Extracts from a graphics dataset
━━━━━━━━━━━━━━━━━━━━━━━━━━━━━━
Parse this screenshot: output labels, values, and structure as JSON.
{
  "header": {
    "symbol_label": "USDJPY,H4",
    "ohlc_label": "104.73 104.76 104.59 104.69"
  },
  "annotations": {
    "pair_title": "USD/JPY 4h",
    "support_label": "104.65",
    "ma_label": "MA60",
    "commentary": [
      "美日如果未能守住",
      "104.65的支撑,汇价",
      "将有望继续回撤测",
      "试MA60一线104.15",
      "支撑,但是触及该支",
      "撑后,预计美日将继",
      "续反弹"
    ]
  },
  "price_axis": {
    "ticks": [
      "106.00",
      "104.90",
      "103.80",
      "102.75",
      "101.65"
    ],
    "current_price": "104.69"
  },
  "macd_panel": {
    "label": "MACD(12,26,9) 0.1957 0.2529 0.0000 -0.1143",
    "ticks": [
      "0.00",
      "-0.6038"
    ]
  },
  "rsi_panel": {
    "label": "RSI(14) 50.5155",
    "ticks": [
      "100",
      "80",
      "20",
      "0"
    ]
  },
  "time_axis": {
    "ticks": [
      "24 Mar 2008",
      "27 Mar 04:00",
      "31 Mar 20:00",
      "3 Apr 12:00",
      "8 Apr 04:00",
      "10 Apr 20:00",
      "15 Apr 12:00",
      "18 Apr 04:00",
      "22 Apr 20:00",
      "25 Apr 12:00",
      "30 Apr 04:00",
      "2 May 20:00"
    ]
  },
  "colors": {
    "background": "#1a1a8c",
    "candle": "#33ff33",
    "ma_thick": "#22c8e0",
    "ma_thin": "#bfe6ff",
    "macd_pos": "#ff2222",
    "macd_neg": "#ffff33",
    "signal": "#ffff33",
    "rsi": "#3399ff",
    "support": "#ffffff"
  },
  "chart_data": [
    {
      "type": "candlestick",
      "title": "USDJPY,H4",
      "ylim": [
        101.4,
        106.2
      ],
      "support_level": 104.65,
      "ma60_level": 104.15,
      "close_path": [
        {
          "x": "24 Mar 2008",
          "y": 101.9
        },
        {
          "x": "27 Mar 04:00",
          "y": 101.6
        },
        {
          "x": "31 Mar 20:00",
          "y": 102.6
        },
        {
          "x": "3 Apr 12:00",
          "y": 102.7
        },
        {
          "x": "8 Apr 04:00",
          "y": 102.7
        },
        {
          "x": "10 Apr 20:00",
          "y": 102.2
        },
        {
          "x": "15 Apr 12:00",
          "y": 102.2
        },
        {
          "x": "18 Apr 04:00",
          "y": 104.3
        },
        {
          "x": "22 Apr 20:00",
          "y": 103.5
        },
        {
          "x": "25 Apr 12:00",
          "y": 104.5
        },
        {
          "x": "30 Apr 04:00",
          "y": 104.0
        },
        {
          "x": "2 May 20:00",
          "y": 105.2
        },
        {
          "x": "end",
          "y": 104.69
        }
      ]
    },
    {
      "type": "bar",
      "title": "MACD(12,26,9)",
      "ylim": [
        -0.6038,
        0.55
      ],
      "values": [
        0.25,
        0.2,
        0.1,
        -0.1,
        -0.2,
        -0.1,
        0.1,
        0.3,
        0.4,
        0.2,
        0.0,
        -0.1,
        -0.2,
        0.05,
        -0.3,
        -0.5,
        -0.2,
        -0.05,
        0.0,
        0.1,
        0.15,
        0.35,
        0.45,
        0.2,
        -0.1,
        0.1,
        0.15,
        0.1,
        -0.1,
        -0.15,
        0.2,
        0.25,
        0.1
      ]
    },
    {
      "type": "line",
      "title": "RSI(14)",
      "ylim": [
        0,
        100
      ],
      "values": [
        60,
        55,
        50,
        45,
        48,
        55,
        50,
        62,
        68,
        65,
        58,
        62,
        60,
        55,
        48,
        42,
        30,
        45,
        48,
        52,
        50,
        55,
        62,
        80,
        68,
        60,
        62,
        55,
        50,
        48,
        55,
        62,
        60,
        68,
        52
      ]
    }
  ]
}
━━━━━━━━━━━━━━━━━━━━━━━━━━━━━━
YOUR TASK: Repeat every entry exactly as written above.

IN RESPONSE:
Parse this screenshot: output labels, values, and structure as JSON.
{
  "header": {
    "symbol_label": "USDJPY,H4",
    "ohlc_label": "104.73 104.76 104.59 104.69"
  },
  "annotations": {
    "pair_title": "USD/JPY 4h",
    "support_label": "104.65",
    "ma_label": "MA60",
    "commentary": [
      "美日如果未能守住",
      "104.65的支撑,汇价",
      "将有望继续回撤测",
      "试MA60一线104.15",
      "支撑,但是触及该支",
      "撑后,预计美日将继",
      "续反弹"
    ]
  },
  "price_axis": {
    "ticks": [
      "106.00",
      "104.90",
      "103.80",
      "102.75",
      "101.65"
    ],
    "current_price": "104.69"
  },
  "macd_panel": {
    "label": "MACD(12,26,9) 0.1957 0.2529 0.0000 -0.1143",
    "ticks": [
      "0.00",
      "-0.6038"
    ]
  },
  "rsi_panel": {
    "label": "RSI(14) 50.5155",
    "ticks": [
      "100",
      "80",
      "20",
      "0"
    ]
  },
  "time_axis": {
    "ticks": [
      "24 Mar 2008",
      "27 Mar 04:00",
      "31 Mar 20:00",
      "3 Apr 12:00",
      "8 Apr 04:00",
      "10 Apr 20:00",
      "15 Apr 12:00",
      "18 Apr 04:00",
      "22 Apr 20:00",
      "25 Apr 12:00",
      "30 Apr 04:00",
      "2 May 20:00"
    ]
  },
  "colors": {
    "background": "#1a1a8c",
    "candle": "#33ff33",
    "ma_thick": "#22c8e0",
    "ma_thin": "#bfe6ff",
    "macd_pos": "#ff2222",
    "macd_neg": "#ffff33",
    "signal": "#ffff33",
    "rsi": "#3399ff",
    "support": "#ffffff"
  },
  "chart_data": [
    {
      "type": "candlestick",
      "title": "USDJPY,H4",
      "ylim": [
        101.4,
        106.2
      ],
      "support_level": 104.65,
      "ma60_level": 104.15,
      "close_path": [
        {
          "x": "24 Mar 2008",
          "y": 101.9
        },
        {
          "x": "27 Mar 04:00",
          "y": 101.6
        },
        {
          "x": "31 Mar 20:00",
          "y": 102.6
        },
        {
          "x": "3 Apr 12:00",
          "y": 102.7
        },
        {
          "x": "8 Apr 04:00",
          "y": 102.7
        },
        {
          "x": "10 Apr 20:00",
          "y": 102.2
        },
        {
          "x": "15 Apr 12:00",
          "y": 102.2
        },
        {
          "x": "18 Apr 04:00",
          "y": 104.3
        },
        {
          "x": "22 Apr 20:00",
          "y": 103.5
        },
        {
          "x": "25 Apr 12:00",
          "y": 104.5
        },
        {
          "x": "30 Apr 04:00",
          "y": 104.0
        },
        {
          "x": "2 May 20:00",
          "y": 105.2
        },
        {
          "x": "end",
          "y": 104.69
        }
      ]
    },
    {
      "type": "bar",
      "title": "MACD(12,26,9)",
      "ylim": [
        -0.6038,
        0.55
      ],
      "values": [
        0.25,
        0.2,
        0.1,
        -0.1,
        -0.2,
        -0.1,
        0.1,
        0.3,
        0.4,
        0.2,
        0.0,
        -0.1,
        -0.2,
        0.05,
        -0.3,
        -0.5,
        -0.2,
        -0.05,
        0.0,
        0.1,
        0.15,
        0.35,
        0.45,
        0.2,
        -0.1,
        0.1,
        0.15,
        0.1,
        -0.1,
        -0.15,
        0.2,
        0.25,
        0.1
      ]
    },
    {
      "type": "line",
      "title": "RSI(14)",
      "ylim": [
        0,
        100
      ],
      "values": [
        60,
        55,
        50,
        45,
        48,
        55,
        50,
        62,
        68,
        65,
        58,
        62,
        60,
        55,
        48,
        42,
        30,
        45,
        48,
        52,
        50,
        55,
        62,
        80,
        68,
        60,
        62,
        55,
        50,
        48,
        55,
        62,
        60,
        68,
        52
      ]
    }
  ]
}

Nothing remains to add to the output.